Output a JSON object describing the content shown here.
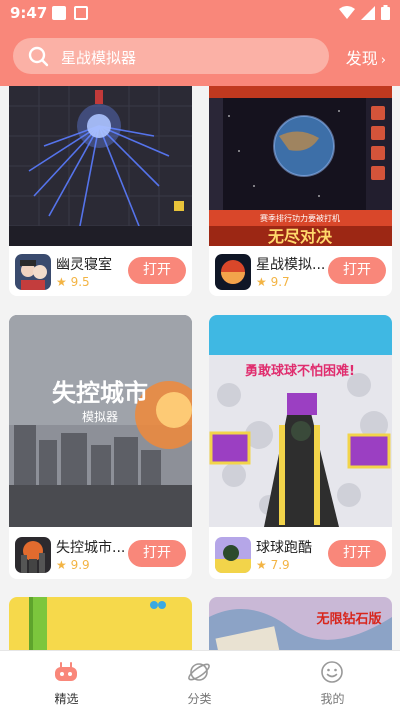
{
  "status_bar": {
    "time": "9:47"
  },
  "search": {
    "placeholder": "星战模拟器"
  },
  "header": {
    "discover_label": "发现",
    "discover_arrow": "›"
  },
  "accent_color": "#f9877a",
  "games": [
    {
      "name": "幽灵寝室",
      "rating": "9.5",
      "button": "打开"
    },
    {
      "name": "星战模拟...",
      "rating": "9.7",
      "button": "打开",
      "thumb_banner": "赛季排行功力要被打机",
      "thumb_banner2": "无尽对决"
    },
    {
      "name": "失控城市...",
      "rating": "9.9",
      "button": "打开",
      "thumb_title": "失控城市",
      "thumb_subtitle": "模拟器"
    },
    {
      "name": "球球跑酷",
      "rating": "7.9",
      "button": "打开",
      "thumb_title": "勇敢球球不怕困难!"
    },
    {
      "thumb_title": "无限钻石版"
    }
  ],
  "tabs": [
    {
      "label": "精选",
      "icon": "gamepad-icon"
    },
    {
      "label": "分类",
      "icon": "planet-icon"
    },
    {
      "label": "我的",
      "icon": "smiley-icon"
    }
  ]
}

——

§ Aim: Copy all of the entries verbatim, leaving out any pictures they contain.

§ The reply:
Output a JSON object describing the content shown here.
{
  "status_bar": {
    "time": "9:47"
  },
  "search": {
    "placeholder": "星战模拟器"
  },
  "header": {
    "discover_label": "发现",
    "discover_arrow": "›"
  },
  "accent_color": "#f9877a",
  "games": [
    {
      "name": "幽灵寝室",
      "rating": "9.5",
      "button": "打开"
    },
    {
      "name": "星战模拟...",
      "rating": "9.7",
      "button": "打开",
      "thumb_banner": "赛季排行功力要被打机",
      "thumb_banner2": "无尽对决"
    },
    {
      "name": "失控城市...",
      "rating": "9.9",
      "button": "打开",
      "thumb_title": "失控城市",
      "thumb_subtitle": "模拟器"
    },
    {
      "name": "球球跑酷",
      "rating": "7.9",
      "button": "打开",
      "thumb_title": "勇敢球球不怕困难!"
    },
    {
      "thumb_title": "无限钻石版"
    }
  ],
  "tabs": [
    {
      "label": "精选",
      "icon": "gamepad-icon"
    },
    {
      "label": "分类",
      "icon": "planet-icon"
    },
    {
      "label": "我的",
      "icon": "smiley-icon"
    }
  ]
}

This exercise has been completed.